## [The task]
Write out each record below exactly as it appears, with no pictures.

--------------------

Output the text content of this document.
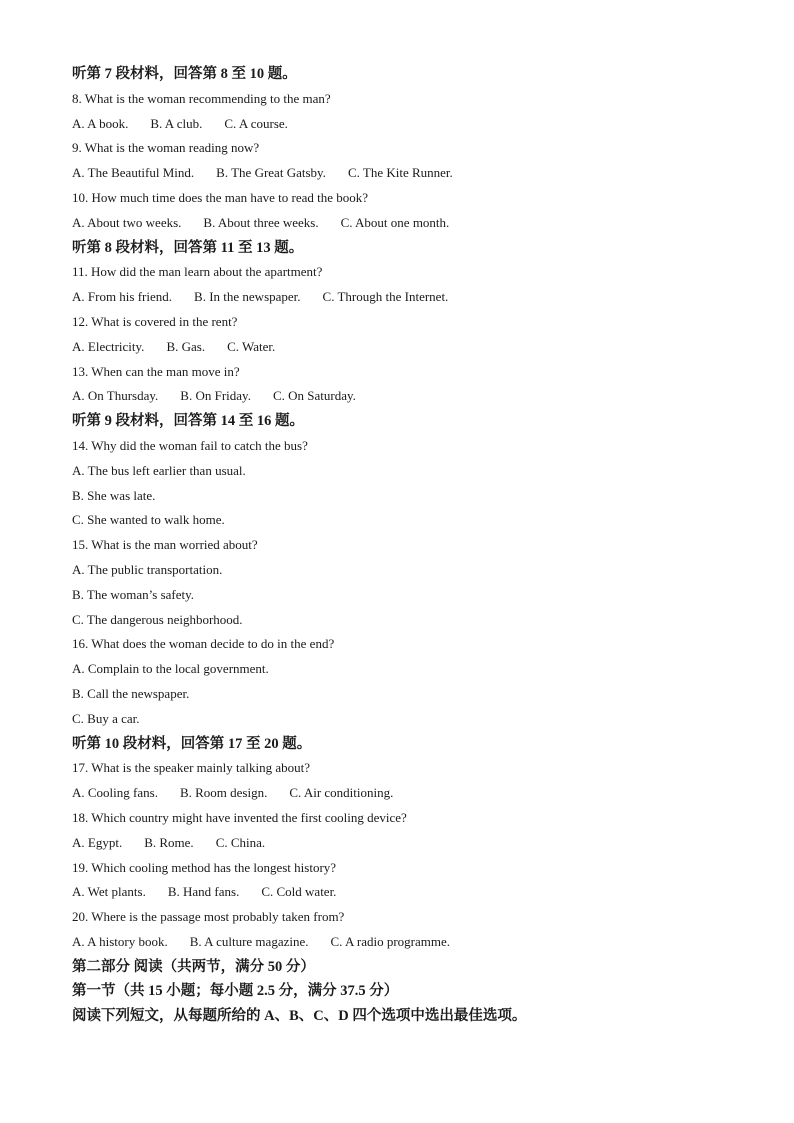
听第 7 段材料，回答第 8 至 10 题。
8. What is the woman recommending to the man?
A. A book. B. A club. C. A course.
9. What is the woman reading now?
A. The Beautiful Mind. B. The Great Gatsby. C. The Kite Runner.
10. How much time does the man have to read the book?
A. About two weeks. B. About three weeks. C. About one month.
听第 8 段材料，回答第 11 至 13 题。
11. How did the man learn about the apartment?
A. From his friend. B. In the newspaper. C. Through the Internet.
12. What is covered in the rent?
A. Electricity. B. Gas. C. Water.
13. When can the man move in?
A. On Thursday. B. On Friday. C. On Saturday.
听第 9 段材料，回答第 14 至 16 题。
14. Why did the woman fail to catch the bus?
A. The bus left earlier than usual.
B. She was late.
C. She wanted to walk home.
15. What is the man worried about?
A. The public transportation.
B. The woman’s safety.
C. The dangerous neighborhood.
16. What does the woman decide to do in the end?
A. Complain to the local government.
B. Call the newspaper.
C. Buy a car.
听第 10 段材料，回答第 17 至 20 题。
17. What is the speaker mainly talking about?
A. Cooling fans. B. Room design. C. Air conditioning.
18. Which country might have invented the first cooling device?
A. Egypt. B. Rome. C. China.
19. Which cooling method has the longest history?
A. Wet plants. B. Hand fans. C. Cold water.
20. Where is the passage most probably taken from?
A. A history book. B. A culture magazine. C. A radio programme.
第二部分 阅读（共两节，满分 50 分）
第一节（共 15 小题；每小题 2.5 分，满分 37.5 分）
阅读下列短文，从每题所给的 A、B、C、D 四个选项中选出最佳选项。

--------------------

## [Result]
Output the text content of this document.
听第 7 段材料，回答第 8 至 10 题。
8. What is the woman recommending to the man?
A. A book. B. A club. C. A course.
9. What is the woman reading now?
A. The Beautiful Mind. B. The Great Gatsby. C. The Kite Runner.
10. How much time does the man have to read the book?
A. About two weeks. B. About three weeks. C. About one month.
听第 8 段材料，回答第 11 至 13 题。
11. How did the man learn about the apartment?
A. From his friend. B. In the newspaper. C. Through the Internet.
12. What is covered in the rent?
A. Electricity. B. Gas. C. Water.
13. When can the man move in?
A. On Thursday. B. On Friday. C. On Saturday.
听第 9 段材料，回答第 14 至 16 题。
14. Why did the woman fail to catch the bus?
A. The bus left earlier than usual.
B. She was late.
C. She wanted to walk home.
15. What is the man worried about?
A. The public transportation.
B. The woman’s safety.
C. The dangerous neighborhood.
16. What does the woman decide to do in the end?
A. Complain to the local government.
B. Call the newspaper.
C. Buy a car.
听第 10 段材料，回答第 17 至 20 题。
17. What is the speaker mainly talking about?
A. Cooling fans. B. Room design. C. Air conditioning.
18. Which country might have invented the first cooling device?
A. Egypt. B. Rome. C. China.
19. Which cooling method has the longest history?
A. Wet plants. B. Hand fans. C. Cold water.
20. Where is the passage most probably taken from?
A. A history book. B. A culture magazine. C. A radio programme.
第二部分 阅读（共两节，满分 50 分）
第一节（共 15 小题；每小题 2.5 分，满分 37.5 分）
阅读下列短文，从每题所给的 A、B、C、D 四个选项中选出最佳选项。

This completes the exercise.